REQUIRED WORK:
Scan the lines below for the word "name". Copy each line you find it in.

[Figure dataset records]
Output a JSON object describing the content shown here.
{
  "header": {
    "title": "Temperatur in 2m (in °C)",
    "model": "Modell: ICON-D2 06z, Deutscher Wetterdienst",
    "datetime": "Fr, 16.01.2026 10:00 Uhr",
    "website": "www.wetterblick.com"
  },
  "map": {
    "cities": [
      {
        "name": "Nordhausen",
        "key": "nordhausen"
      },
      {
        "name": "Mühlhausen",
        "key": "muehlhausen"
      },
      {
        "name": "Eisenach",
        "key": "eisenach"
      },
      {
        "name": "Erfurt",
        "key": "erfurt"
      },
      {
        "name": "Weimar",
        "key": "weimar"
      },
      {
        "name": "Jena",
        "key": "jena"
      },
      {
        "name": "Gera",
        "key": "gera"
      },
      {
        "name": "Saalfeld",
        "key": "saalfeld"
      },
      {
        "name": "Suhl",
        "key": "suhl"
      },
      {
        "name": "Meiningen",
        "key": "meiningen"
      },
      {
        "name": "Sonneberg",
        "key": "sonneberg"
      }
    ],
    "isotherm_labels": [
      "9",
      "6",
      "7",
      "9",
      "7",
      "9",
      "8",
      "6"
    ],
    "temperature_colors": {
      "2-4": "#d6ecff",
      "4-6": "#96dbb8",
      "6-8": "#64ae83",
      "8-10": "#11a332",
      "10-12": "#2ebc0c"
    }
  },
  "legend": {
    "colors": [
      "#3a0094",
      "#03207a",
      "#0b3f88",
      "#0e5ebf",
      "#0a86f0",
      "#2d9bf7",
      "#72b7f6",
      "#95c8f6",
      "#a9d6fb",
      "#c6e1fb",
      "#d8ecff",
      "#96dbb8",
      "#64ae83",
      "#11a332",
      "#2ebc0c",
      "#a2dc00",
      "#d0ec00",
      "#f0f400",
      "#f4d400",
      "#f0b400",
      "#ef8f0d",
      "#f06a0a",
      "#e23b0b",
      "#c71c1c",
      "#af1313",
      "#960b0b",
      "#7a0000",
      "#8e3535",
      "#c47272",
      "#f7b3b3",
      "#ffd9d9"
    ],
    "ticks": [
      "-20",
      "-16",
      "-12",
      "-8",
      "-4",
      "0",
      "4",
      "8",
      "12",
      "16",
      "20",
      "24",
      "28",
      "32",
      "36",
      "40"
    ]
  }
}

FULL SOLUTION:
        "name": "Nordhausen",
        "name": "Mühlhausen",
        "name": "Eisenach",
        "name": "Erfurt",
        "name": "Weimar",
        "name": "Jena",
        "name": "Gera",
        "name": "Saalfeld",
        "name": "Suhl",
        "name": "Meiningen",
        "name": "Sonneberg",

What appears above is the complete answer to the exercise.